Exercise => Keep only those lines of the records that include the string "amount".

Provided entries =>
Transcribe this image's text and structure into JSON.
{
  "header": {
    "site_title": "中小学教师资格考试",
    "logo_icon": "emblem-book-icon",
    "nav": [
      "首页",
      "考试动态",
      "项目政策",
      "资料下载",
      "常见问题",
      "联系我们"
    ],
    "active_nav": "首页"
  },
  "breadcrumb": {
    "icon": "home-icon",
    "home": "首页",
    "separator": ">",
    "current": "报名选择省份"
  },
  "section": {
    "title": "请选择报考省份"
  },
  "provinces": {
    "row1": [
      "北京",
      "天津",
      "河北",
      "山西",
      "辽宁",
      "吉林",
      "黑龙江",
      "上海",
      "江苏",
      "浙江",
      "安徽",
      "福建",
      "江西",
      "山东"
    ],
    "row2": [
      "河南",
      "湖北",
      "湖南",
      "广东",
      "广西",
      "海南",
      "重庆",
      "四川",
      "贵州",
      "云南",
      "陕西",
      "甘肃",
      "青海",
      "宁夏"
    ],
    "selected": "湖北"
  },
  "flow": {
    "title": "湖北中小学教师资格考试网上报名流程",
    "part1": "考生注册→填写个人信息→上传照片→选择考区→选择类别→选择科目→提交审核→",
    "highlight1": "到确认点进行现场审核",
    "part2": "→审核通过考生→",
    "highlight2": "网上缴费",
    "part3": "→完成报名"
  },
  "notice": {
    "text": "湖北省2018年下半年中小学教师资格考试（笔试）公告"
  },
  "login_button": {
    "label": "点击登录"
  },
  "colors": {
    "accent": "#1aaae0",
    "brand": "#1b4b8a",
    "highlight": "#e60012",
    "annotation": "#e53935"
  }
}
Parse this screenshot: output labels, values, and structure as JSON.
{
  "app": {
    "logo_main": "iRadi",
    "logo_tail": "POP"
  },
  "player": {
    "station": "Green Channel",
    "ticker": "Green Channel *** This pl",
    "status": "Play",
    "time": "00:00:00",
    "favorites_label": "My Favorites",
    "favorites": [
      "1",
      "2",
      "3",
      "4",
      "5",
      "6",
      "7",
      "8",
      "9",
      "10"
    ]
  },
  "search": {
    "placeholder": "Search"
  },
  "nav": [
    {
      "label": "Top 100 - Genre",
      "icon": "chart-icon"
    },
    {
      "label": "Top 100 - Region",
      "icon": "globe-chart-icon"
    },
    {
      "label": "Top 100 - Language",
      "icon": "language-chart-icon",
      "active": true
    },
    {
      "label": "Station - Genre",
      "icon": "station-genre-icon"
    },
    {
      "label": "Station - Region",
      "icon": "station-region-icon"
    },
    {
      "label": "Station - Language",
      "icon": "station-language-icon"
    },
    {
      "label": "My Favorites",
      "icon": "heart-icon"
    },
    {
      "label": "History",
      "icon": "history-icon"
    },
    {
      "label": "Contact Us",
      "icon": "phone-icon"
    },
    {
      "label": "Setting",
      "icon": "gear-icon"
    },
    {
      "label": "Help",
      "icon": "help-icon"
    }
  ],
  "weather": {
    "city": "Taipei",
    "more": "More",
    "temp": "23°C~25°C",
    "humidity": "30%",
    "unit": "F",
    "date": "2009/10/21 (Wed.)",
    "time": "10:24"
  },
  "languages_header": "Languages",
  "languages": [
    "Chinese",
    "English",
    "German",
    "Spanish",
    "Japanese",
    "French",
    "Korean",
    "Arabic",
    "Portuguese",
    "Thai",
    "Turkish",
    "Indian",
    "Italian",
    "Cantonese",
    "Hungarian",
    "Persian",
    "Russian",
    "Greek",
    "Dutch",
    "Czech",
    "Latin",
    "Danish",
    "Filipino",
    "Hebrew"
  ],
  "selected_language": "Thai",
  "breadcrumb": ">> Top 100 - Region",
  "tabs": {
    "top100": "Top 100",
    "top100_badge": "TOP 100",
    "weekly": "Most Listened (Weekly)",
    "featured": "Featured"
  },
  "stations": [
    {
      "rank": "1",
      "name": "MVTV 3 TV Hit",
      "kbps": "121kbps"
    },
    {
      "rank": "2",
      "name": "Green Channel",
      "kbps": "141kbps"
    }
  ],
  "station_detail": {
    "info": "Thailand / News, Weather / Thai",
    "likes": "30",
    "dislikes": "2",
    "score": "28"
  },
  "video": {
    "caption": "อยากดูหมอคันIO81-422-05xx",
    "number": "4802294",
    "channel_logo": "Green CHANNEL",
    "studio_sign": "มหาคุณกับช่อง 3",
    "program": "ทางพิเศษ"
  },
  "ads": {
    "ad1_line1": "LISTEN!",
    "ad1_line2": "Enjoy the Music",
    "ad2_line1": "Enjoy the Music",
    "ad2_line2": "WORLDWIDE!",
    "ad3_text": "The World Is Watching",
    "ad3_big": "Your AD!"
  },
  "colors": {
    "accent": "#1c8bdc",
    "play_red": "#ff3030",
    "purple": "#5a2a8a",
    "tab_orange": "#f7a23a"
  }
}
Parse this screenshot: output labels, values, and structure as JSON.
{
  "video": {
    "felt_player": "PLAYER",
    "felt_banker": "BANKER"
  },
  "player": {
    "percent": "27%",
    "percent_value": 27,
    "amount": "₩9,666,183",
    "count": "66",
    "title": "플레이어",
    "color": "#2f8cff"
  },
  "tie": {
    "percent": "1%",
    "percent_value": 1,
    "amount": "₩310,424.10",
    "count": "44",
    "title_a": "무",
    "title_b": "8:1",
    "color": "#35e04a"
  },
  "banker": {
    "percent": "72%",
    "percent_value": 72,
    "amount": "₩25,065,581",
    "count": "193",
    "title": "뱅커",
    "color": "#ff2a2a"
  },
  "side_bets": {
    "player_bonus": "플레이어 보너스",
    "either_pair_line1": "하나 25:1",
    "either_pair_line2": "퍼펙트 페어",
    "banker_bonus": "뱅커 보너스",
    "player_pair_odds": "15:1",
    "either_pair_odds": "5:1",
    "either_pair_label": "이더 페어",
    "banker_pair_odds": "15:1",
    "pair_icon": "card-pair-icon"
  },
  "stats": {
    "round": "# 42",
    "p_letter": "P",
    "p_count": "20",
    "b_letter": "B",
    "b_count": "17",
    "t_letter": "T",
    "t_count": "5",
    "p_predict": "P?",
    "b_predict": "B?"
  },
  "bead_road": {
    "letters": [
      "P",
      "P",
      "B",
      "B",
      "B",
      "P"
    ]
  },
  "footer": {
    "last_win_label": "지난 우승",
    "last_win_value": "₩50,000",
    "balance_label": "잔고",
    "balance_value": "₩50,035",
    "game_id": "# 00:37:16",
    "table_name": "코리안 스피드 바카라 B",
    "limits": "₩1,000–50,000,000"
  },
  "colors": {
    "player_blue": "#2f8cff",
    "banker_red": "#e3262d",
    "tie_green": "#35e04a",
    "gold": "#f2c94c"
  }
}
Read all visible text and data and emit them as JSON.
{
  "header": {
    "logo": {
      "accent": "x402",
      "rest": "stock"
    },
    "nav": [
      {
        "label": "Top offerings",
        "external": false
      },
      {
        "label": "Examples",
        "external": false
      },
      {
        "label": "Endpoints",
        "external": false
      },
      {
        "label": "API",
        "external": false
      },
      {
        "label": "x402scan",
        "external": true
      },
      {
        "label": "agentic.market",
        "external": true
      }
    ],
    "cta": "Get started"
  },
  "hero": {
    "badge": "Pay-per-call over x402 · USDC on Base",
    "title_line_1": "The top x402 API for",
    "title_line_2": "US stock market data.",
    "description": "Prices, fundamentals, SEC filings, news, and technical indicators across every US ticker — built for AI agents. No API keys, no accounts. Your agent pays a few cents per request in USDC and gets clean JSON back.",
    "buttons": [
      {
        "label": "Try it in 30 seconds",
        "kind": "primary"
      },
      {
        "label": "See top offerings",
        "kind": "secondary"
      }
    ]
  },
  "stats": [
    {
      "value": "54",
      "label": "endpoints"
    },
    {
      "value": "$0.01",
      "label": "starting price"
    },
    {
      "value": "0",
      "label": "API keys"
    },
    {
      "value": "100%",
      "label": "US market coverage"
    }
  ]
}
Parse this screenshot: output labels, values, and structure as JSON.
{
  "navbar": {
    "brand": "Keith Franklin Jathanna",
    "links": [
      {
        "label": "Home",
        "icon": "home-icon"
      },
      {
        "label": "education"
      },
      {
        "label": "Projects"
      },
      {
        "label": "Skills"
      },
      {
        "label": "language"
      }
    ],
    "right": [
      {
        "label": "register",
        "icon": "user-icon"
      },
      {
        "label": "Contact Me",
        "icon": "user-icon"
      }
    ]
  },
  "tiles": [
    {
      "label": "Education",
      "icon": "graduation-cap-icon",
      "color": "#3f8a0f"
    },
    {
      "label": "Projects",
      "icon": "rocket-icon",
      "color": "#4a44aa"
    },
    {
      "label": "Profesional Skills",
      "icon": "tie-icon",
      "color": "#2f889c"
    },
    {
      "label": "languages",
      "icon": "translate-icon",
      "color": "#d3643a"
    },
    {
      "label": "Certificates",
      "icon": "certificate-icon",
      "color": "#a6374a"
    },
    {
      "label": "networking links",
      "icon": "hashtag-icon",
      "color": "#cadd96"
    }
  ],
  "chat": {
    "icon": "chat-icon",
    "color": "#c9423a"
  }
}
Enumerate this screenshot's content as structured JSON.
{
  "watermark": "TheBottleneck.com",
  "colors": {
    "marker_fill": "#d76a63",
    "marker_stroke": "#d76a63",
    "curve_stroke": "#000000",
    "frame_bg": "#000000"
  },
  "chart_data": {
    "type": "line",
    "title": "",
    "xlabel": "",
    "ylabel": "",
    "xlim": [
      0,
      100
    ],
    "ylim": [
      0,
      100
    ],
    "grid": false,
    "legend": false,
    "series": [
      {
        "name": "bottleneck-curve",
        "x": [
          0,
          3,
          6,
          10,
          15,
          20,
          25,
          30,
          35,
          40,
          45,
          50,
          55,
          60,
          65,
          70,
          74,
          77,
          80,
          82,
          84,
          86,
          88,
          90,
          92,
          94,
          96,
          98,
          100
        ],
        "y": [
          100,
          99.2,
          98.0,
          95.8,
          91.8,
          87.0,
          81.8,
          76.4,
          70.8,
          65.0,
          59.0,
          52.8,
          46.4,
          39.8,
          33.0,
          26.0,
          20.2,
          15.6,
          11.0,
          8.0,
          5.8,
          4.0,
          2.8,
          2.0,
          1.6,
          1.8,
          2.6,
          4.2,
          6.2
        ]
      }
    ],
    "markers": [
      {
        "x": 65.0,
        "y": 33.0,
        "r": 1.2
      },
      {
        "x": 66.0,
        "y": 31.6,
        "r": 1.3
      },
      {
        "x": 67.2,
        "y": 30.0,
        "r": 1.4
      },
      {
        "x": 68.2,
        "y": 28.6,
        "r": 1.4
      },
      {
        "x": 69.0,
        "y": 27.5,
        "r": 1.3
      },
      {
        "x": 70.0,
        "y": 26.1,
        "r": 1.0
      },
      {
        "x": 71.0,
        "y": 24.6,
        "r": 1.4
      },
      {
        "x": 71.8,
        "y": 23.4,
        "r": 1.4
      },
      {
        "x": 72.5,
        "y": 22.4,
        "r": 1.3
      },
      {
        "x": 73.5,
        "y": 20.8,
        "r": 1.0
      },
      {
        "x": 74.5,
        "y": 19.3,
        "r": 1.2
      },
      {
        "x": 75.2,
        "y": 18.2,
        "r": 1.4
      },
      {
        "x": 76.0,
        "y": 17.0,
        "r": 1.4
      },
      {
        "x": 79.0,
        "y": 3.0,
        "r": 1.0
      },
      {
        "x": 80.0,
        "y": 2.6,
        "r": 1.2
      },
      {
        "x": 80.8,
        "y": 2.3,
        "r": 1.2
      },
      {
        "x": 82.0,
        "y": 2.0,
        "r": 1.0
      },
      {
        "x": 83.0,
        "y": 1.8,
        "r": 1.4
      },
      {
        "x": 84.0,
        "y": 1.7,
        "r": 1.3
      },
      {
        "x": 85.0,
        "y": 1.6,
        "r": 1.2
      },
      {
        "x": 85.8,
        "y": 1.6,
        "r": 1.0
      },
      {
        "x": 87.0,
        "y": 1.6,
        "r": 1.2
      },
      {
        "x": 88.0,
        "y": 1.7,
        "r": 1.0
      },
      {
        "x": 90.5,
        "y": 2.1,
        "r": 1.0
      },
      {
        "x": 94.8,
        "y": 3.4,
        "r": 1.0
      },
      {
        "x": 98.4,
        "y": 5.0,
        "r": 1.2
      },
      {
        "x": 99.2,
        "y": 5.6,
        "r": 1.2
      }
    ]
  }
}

Output for this exercise =>
    "amount": "₩9,666,183",
    "amount": "₩310,424.10",
    "amount": "₩25,065,581",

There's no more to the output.